**COSA FARE**
- 1) Nel testo su Del Pezzo, in quale città si trasferì l'artista nel 1960?
- 2) Riprendi il testo su Del Pezzo, proseguendolo dopo l'ultima frase riportata.

━━━ ESTRATTO DEL DOCUMENTO

Diplomatosi in pittura all’Accademia di Belle Arti di Napoli con Emilio Notte, Del Pezzo (Napoli 1933) è tra i fondatori del Gruppo 58, collegato con il Movimento Nucleare di Enrico Baj a Milano, città in cui si trasferì nel 1960. Le opere in mostra documentano questo particolare momento della ricerca dell’artista, un periodo specifico della sua produzione segnato dal passaggio da una dimensione estetica più caotica e disarmonica a una in cui il suo linguaggio si caratterizza per asciuttezza e rigore formale. Privato della vis della cultura popolare e del folklore partenopeo (vedi l’olio e collage polimaterico su tavola intitolato «La noia» del 1961), l’artista lascia emergere il rigore metafisico in lavori come «Senza titolo» del 1964 e «Rosebud» del 1965, utilizzando un registro linguistico ironico volto a demitizzare la società dei consumi.

━━━━━━
━━━ VOCI FORNITE

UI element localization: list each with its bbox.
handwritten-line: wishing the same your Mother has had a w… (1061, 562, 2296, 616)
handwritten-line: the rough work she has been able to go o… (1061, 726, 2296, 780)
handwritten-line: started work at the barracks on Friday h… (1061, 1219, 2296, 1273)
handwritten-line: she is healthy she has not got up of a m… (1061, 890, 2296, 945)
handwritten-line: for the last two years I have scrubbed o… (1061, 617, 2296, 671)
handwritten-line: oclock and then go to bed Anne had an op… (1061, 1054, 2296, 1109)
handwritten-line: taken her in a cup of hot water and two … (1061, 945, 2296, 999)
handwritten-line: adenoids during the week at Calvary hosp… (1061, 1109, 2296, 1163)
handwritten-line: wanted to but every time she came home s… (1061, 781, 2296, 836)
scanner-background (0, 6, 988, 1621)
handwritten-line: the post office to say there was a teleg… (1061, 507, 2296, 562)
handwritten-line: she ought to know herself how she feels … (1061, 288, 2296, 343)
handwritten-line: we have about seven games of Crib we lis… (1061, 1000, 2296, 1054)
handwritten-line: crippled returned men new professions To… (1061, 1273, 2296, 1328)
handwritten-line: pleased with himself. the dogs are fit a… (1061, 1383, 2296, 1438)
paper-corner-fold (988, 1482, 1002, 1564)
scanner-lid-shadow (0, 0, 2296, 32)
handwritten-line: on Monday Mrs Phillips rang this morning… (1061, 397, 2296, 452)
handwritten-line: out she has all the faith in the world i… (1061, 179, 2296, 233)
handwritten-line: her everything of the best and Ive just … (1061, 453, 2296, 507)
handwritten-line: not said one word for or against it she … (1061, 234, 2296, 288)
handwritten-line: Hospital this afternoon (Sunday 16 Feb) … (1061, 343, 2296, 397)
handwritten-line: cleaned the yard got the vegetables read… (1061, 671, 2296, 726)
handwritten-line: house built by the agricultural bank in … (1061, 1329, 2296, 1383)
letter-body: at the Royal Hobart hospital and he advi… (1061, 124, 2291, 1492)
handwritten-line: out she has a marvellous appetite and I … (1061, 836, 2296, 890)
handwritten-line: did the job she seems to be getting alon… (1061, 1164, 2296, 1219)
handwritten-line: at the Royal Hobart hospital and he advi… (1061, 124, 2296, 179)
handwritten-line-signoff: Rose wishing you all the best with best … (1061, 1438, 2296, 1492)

━━━━━━

**RISULTATI ATTESI**
- 1) Milano.

- 2)
La dimensione del gioco e del divertimento costituiscono per Del Pezzo la linea di discrimine tra ciò che è arte e ciò che non lo è: trasformato in strumento di analisi e di conoscenza, il gioco diventa il mezzo attraverso cui l’arte assume una posizione critica, benché spesso espressa con riferimenti desunti dall’estetica pop. La mostra evidenzia inoltre la svolta decisamente artigianale dei primi anni milanesi, in cui Del Pezzo sostituisce l’idea del recupero dell’oggetto trovato (di origine Neo Dada) con una maggiore matericità affidata al segno e al colore (ne sono un esempio «Grafismi» del 1967 e «À Paris» del 1966), recuperando un pensiero dall’artista espresso anni addietro secondo cui «Le mani lavorano attorno a quello che il talento, quando c’è, intuisce».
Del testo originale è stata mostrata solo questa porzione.